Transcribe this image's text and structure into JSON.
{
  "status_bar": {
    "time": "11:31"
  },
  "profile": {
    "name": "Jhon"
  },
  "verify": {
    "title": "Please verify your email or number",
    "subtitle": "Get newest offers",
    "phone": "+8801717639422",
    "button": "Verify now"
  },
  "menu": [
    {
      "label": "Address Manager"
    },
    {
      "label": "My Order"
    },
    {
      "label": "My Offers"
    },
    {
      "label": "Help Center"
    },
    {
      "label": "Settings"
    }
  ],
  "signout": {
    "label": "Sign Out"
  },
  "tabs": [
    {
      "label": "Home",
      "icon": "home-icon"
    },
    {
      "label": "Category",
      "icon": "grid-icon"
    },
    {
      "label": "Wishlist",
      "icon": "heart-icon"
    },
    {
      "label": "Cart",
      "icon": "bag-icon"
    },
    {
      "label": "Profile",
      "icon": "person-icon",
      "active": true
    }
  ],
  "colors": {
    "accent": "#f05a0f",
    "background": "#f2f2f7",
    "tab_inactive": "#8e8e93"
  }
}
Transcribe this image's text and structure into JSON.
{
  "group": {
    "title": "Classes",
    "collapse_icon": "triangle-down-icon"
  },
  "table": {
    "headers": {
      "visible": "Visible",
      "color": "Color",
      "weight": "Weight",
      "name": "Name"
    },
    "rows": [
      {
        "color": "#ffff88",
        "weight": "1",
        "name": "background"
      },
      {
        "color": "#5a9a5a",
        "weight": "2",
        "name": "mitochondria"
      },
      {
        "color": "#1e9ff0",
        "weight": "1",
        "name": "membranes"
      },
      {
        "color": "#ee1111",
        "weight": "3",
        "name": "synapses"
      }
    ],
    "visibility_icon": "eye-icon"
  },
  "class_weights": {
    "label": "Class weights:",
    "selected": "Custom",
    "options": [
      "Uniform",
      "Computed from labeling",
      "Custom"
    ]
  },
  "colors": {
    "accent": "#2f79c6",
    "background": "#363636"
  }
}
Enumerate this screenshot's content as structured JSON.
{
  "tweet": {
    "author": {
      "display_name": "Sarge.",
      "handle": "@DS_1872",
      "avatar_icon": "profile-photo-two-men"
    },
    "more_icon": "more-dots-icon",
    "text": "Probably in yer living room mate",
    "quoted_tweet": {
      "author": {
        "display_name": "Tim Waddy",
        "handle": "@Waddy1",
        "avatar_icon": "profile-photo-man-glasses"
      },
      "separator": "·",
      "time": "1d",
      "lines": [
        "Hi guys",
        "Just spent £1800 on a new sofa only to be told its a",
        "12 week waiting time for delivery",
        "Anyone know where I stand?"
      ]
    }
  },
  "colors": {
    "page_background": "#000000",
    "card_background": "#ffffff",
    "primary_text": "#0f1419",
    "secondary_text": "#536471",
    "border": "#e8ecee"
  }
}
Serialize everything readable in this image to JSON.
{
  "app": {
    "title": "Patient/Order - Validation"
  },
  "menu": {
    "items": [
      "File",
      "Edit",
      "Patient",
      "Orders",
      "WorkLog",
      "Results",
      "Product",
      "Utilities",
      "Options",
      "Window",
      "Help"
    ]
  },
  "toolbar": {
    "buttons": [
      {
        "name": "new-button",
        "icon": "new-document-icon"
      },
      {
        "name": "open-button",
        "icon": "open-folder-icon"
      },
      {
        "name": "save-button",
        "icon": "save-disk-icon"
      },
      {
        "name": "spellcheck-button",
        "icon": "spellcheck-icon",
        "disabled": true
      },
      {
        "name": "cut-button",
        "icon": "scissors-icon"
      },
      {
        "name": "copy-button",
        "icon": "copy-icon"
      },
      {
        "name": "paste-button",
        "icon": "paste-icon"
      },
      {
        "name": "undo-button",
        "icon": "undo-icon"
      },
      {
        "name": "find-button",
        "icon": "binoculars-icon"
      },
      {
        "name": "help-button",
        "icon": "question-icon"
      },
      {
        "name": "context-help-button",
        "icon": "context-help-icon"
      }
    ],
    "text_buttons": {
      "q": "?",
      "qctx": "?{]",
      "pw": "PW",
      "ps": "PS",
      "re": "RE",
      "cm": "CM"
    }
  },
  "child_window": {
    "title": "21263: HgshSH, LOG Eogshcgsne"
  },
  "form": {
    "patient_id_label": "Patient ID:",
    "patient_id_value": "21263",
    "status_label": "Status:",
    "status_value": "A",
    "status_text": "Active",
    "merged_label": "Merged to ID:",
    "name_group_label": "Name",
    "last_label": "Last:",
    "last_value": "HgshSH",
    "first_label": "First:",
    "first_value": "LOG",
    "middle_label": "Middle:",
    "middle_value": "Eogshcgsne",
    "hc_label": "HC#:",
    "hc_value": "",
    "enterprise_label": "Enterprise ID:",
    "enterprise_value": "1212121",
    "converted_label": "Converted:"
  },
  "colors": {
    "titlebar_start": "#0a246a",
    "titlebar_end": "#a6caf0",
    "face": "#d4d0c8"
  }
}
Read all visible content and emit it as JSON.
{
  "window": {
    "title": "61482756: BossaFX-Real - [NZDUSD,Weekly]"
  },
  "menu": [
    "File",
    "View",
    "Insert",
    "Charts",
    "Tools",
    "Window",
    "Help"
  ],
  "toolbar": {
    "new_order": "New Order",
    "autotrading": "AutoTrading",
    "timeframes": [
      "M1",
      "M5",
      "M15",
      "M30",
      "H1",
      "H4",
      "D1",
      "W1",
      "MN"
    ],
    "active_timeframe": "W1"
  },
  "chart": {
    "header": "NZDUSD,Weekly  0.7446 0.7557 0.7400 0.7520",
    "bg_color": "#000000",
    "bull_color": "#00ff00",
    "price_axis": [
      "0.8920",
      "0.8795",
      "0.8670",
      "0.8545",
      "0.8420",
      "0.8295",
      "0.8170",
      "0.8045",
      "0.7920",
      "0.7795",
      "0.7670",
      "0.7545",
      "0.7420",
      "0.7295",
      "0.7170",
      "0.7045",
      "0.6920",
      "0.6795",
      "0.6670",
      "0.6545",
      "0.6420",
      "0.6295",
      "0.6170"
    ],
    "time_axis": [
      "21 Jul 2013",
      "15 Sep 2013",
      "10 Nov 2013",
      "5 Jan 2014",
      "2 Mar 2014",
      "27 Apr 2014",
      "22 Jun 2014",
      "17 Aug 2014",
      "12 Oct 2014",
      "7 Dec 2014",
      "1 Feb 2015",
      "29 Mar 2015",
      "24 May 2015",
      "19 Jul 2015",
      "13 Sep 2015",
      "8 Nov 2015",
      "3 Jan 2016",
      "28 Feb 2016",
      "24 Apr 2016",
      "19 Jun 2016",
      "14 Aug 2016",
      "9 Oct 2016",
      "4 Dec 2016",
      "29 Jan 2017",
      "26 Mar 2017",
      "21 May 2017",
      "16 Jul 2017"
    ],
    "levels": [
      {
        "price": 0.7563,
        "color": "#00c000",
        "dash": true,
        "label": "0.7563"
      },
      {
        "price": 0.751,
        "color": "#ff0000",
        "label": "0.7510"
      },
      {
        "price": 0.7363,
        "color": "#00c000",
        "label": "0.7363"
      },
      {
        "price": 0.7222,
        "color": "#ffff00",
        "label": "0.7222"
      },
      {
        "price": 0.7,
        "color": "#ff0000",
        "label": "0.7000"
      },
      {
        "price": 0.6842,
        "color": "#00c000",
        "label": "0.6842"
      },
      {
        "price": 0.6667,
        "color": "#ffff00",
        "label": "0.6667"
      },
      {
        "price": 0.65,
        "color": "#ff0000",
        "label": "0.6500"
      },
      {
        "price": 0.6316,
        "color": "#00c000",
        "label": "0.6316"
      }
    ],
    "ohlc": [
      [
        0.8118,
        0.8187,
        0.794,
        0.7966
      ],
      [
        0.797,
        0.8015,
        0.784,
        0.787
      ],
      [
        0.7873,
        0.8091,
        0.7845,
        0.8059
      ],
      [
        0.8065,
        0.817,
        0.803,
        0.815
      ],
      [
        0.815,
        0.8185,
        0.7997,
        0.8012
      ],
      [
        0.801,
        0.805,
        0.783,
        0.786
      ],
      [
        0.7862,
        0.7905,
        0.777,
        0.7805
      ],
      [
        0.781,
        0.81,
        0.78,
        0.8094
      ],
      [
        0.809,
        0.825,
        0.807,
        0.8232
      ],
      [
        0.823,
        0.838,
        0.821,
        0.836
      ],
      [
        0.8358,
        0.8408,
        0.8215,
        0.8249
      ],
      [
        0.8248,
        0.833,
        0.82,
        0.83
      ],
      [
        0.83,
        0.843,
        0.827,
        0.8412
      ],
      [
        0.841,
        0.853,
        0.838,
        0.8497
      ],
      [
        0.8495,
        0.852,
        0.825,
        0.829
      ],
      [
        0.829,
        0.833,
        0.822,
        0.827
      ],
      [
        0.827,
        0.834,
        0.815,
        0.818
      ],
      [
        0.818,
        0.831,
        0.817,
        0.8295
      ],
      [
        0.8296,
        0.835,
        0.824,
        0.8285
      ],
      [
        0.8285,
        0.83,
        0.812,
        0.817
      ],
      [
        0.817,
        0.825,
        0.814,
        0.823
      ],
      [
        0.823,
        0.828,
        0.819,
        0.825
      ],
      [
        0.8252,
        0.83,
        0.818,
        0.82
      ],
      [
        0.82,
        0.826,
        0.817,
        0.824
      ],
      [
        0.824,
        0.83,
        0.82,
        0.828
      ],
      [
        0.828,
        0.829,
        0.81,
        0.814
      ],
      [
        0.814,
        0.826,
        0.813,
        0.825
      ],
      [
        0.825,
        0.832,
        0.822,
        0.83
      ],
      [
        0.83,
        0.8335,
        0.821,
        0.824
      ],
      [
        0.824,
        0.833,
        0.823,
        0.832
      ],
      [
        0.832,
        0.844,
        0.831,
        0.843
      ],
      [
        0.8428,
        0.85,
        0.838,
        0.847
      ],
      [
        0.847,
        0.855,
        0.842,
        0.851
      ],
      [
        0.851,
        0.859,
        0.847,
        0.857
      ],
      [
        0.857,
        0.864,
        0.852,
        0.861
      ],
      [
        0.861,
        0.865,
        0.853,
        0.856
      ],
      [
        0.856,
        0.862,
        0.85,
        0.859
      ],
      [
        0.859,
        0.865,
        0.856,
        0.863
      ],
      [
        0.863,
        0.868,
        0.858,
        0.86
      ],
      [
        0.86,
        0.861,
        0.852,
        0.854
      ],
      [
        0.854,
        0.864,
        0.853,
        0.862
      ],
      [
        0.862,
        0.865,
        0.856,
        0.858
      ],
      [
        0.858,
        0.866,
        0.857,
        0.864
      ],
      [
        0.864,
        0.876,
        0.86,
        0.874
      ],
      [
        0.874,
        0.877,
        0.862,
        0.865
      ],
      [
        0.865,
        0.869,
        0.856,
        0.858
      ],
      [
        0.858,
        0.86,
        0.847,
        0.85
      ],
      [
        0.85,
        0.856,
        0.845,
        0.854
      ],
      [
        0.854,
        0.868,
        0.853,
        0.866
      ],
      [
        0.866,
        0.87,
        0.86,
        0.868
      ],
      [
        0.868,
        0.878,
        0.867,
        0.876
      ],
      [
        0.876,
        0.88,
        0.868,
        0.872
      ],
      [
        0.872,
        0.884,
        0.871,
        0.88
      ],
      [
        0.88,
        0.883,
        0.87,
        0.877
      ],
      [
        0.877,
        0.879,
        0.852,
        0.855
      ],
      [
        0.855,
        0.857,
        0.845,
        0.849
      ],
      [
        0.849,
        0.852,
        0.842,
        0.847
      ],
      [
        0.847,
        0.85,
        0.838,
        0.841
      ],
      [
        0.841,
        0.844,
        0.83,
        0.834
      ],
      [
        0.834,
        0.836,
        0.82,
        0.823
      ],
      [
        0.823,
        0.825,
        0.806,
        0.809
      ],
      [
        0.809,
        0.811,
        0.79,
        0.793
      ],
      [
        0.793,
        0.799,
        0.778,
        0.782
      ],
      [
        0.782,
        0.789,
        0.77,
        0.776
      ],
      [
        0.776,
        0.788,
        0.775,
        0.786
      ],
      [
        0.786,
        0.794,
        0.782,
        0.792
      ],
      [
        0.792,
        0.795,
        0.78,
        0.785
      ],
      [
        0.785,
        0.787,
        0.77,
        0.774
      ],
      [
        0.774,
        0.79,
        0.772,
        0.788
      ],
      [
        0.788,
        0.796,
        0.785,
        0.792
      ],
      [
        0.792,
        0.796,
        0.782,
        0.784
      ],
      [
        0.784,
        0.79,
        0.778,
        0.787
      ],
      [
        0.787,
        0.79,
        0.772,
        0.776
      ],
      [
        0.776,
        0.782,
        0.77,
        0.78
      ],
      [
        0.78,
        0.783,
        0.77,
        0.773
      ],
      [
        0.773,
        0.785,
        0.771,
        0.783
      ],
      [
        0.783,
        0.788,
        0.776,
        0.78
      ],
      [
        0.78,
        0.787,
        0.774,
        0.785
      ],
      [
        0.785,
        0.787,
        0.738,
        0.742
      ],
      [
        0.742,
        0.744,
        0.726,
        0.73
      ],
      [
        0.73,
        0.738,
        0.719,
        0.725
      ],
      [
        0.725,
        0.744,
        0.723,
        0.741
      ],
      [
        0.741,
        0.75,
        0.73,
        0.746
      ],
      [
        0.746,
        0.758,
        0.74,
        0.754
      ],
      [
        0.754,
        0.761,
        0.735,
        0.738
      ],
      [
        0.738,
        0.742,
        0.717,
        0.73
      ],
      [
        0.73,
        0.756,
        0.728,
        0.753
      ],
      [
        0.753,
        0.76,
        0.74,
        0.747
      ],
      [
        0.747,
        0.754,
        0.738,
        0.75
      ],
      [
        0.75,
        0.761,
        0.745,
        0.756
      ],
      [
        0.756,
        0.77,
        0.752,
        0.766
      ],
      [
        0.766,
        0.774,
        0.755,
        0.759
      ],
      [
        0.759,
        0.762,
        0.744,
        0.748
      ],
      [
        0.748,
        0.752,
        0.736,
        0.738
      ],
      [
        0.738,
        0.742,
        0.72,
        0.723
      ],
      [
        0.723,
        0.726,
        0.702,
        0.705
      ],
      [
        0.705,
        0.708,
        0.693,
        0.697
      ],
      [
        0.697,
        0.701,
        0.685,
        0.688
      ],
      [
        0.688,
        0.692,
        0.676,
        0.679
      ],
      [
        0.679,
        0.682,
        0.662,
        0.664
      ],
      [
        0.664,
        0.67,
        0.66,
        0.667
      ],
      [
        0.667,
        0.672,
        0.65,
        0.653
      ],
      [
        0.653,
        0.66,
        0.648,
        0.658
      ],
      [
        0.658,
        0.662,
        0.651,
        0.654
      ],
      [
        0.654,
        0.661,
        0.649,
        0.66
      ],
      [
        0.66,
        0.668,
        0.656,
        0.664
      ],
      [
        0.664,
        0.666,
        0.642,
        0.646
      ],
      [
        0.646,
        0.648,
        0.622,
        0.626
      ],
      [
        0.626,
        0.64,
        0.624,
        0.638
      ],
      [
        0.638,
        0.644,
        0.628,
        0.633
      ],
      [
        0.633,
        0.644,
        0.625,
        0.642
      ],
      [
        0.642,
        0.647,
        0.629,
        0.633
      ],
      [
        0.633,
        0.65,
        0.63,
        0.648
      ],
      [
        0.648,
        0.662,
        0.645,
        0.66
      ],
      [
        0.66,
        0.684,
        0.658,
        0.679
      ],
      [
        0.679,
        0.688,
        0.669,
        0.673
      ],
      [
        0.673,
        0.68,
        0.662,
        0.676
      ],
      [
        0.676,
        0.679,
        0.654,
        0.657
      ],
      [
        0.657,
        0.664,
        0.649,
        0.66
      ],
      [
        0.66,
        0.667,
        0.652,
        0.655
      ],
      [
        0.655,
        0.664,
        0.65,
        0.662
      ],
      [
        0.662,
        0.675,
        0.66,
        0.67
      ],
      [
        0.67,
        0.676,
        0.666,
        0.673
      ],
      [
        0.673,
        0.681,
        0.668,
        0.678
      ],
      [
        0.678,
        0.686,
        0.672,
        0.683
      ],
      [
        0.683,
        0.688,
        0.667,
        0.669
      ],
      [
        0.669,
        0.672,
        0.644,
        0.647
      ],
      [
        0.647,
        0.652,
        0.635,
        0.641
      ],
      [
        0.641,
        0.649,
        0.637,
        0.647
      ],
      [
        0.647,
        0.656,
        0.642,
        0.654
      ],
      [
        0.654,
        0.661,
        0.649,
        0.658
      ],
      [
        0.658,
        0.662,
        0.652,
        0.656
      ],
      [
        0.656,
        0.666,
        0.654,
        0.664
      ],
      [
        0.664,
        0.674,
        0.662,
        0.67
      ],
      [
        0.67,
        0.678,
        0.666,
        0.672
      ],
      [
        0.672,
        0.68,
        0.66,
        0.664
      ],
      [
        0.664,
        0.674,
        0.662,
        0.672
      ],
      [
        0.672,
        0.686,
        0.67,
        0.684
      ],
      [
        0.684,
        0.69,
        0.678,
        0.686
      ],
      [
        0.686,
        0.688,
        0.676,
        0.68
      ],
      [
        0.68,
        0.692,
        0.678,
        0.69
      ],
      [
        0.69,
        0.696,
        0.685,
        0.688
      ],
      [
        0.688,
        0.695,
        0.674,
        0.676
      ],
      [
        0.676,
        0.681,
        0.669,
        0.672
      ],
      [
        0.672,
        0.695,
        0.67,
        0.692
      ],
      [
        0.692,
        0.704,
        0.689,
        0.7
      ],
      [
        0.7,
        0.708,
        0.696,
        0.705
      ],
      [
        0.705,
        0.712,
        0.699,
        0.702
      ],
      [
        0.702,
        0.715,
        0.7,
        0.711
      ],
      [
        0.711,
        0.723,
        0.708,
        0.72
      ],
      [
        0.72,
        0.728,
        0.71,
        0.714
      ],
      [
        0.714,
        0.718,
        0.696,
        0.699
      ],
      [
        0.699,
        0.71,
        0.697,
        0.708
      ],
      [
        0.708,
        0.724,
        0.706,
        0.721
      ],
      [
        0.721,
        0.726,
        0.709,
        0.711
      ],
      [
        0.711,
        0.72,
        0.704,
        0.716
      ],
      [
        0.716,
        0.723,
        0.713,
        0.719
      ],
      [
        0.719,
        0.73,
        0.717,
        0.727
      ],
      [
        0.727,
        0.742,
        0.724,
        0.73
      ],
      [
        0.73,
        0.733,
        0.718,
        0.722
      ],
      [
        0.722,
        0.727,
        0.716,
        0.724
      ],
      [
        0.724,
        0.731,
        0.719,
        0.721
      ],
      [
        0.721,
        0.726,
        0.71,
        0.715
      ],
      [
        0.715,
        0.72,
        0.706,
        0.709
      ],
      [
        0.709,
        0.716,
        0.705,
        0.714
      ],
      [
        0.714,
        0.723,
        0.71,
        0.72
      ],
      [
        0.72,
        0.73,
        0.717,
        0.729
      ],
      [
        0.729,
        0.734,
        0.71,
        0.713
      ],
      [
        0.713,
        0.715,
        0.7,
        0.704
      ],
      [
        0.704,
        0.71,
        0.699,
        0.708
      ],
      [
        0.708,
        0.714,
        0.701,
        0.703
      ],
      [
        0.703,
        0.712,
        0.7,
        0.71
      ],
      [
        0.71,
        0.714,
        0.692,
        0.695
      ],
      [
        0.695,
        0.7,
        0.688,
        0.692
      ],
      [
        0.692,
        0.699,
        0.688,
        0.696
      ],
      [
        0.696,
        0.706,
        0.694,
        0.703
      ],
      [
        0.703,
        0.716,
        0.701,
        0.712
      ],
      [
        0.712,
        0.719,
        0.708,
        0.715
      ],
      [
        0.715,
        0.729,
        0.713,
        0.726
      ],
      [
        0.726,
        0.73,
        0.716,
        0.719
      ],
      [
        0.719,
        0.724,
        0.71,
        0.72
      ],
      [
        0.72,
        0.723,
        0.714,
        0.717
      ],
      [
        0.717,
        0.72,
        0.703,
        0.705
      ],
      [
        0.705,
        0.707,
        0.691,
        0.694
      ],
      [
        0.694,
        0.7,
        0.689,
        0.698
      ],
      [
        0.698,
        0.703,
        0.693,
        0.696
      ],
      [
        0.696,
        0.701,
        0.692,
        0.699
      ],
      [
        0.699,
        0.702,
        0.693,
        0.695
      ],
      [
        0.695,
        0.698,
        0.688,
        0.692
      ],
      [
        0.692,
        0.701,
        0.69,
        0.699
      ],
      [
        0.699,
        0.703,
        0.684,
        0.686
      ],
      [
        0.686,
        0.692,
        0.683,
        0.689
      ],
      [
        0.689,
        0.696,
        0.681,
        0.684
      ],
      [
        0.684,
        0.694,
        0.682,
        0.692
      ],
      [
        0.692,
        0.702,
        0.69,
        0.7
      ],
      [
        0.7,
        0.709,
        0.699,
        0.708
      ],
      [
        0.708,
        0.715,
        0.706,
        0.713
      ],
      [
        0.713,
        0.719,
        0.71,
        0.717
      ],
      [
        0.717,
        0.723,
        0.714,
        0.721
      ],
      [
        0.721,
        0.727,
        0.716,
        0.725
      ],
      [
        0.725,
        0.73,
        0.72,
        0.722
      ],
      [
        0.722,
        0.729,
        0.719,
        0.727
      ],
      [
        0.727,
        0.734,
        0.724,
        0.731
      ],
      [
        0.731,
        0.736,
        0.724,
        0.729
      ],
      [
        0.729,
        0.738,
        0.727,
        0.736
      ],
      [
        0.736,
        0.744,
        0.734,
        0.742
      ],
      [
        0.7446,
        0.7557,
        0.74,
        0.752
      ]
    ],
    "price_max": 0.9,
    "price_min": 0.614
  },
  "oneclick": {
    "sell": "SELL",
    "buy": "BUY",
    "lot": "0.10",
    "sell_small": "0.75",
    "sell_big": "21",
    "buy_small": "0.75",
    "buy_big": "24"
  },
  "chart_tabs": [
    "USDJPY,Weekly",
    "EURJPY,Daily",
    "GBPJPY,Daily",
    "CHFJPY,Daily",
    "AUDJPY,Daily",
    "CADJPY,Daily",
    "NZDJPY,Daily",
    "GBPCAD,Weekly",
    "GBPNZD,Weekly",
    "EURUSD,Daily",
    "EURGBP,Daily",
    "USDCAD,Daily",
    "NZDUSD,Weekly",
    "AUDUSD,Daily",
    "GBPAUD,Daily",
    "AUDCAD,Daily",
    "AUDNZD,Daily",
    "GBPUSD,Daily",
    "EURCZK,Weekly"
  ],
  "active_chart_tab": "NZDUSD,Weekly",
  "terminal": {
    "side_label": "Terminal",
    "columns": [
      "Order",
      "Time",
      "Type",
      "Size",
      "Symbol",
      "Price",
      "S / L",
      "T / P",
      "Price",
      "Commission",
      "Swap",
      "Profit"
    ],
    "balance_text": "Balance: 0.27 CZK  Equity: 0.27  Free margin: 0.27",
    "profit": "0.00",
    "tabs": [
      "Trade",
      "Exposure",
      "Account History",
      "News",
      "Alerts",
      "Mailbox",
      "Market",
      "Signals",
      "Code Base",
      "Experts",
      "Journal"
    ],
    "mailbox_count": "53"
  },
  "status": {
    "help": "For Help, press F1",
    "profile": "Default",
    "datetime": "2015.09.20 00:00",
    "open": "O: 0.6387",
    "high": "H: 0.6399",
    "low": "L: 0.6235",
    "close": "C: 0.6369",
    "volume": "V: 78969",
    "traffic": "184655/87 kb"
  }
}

——————————

In the data above, how many lines contain the string "save"? Answer with the number only.

## Exercise result
2